TASK INSTRUCTIONS: Note how many lines hold "data" and report that number by itself.

EXERCISE MATERIAL:
□ □ □ □
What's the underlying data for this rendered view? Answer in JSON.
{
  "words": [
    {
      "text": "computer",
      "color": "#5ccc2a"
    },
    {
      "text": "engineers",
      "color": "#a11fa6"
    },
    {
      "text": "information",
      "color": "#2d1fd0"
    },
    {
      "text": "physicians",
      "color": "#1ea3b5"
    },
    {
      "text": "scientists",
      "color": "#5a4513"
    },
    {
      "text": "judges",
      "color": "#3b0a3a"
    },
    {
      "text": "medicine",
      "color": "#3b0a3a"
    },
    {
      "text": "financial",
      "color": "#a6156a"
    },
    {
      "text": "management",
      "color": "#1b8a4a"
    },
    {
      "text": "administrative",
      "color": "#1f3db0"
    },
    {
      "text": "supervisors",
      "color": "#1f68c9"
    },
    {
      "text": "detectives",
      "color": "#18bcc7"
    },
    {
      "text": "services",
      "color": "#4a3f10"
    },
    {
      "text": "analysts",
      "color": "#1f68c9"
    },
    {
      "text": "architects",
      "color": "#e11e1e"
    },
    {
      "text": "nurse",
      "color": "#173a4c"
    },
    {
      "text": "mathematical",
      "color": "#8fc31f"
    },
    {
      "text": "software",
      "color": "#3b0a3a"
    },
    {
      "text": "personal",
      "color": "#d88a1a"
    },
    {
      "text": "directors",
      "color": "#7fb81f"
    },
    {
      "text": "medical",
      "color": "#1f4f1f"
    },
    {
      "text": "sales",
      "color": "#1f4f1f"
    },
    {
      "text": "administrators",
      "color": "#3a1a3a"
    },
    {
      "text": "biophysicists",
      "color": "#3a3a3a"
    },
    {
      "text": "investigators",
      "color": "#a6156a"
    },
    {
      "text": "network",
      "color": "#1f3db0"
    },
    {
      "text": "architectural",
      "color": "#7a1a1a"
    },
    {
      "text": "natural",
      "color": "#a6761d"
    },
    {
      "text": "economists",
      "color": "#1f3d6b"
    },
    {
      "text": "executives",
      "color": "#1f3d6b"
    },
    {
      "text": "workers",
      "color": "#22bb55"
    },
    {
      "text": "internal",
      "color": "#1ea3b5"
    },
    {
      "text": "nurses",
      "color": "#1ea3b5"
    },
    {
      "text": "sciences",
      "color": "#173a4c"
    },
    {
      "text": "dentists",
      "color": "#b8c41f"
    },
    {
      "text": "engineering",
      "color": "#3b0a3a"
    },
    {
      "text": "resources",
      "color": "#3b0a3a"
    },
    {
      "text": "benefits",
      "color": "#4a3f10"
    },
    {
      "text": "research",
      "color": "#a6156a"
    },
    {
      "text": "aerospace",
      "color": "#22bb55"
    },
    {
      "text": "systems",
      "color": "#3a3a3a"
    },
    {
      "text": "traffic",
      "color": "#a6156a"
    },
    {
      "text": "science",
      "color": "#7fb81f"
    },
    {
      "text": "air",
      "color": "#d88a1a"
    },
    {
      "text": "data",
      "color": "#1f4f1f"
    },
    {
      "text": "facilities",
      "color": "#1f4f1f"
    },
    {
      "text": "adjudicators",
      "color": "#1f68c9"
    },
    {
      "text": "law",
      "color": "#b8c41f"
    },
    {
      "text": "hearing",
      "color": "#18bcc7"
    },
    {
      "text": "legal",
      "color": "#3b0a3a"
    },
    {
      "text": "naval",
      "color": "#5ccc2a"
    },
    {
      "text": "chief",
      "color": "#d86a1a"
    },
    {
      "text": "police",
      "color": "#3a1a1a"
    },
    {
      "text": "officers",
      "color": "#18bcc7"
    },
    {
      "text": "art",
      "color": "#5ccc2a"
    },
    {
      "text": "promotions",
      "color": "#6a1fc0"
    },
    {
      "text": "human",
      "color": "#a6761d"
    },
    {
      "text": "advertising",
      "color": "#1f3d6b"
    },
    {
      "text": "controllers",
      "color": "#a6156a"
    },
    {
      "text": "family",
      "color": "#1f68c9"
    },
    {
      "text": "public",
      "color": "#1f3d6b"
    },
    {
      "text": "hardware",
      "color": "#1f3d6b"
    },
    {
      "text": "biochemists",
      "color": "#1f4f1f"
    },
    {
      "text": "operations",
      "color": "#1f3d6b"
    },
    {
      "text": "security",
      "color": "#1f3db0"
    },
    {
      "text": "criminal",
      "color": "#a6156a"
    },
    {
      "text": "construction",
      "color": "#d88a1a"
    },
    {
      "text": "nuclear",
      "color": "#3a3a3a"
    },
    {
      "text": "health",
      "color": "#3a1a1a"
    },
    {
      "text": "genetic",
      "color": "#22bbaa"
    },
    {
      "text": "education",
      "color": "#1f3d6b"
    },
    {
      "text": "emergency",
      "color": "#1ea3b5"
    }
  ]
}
□ □ □ □
RESPONSE FOR THIS EXERCISE: 2